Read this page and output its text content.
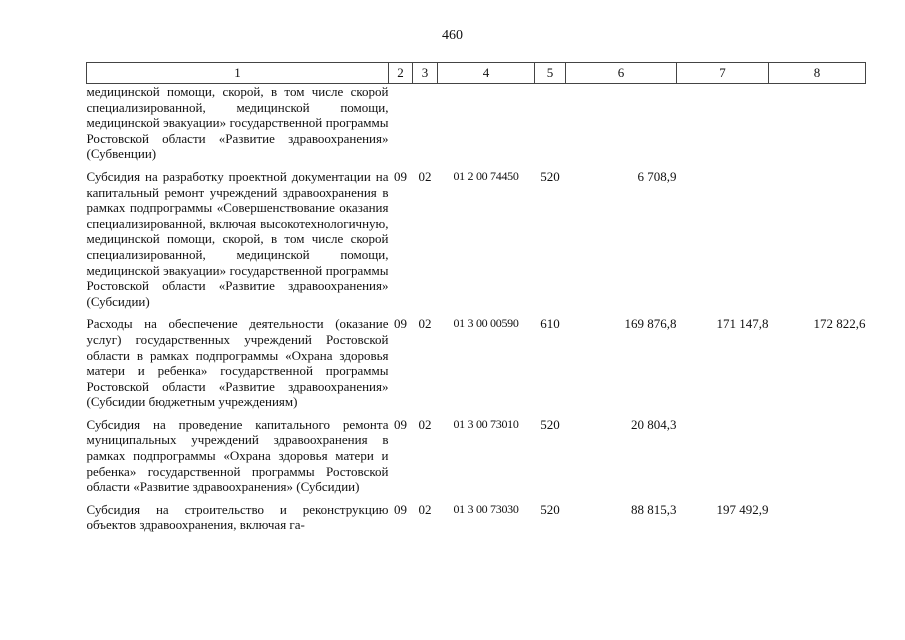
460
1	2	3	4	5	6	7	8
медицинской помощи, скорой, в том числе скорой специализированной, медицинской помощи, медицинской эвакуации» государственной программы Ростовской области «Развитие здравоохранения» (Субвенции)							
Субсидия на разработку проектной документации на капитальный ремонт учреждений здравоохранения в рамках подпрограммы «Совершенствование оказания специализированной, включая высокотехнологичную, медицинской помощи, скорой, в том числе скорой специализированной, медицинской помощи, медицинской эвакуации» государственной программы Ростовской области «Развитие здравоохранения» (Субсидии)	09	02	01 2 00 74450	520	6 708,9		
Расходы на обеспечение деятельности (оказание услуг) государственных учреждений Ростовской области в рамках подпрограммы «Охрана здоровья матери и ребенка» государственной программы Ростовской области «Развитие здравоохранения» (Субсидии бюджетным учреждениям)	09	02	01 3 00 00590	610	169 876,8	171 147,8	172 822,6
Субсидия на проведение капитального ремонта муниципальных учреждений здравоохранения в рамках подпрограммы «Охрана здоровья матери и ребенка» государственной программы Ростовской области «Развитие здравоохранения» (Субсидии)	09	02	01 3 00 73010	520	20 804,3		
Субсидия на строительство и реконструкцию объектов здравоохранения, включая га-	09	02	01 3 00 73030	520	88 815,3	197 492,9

* * *

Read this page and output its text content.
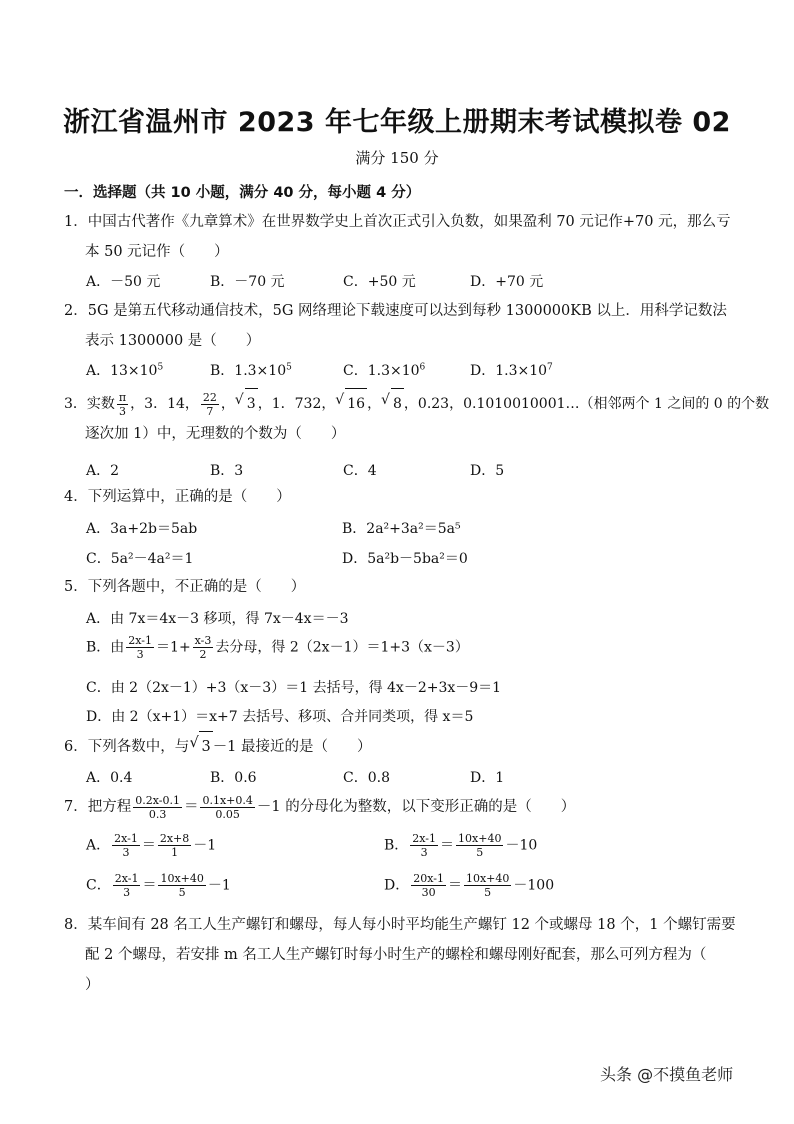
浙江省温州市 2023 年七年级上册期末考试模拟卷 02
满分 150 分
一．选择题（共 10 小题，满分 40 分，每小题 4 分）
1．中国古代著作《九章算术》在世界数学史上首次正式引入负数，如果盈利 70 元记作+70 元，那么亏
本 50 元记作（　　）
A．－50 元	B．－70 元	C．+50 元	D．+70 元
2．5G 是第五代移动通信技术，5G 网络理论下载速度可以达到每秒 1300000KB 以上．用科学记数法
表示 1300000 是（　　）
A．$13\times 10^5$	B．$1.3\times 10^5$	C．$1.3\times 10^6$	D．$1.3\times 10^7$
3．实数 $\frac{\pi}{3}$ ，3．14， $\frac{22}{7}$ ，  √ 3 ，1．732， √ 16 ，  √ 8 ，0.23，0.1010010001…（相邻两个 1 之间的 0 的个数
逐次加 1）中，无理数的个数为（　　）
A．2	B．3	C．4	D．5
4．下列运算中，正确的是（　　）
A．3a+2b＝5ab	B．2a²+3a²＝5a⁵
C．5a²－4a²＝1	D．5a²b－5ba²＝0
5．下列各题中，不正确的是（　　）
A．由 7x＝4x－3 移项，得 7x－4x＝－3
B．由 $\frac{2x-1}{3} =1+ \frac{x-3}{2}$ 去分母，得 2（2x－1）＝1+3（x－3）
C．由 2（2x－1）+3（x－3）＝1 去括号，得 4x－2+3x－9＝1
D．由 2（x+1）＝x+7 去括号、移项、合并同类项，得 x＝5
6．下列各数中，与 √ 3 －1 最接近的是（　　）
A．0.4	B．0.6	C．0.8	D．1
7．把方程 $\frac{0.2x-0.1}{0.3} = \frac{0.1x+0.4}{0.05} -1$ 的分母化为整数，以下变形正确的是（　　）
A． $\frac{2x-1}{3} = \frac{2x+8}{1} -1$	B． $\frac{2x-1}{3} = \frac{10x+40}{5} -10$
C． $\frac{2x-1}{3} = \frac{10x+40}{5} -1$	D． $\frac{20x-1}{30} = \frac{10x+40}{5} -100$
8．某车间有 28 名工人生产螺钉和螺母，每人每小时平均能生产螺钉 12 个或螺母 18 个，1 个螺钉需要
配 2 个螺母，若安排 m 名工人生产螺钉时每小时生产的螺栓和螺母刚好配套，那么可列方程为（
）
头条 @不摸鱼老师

__GIVEN REQUEST__.
Tell how many lines of the data include the word "медицинской", and nothing else.

__TASK RESULT__.
2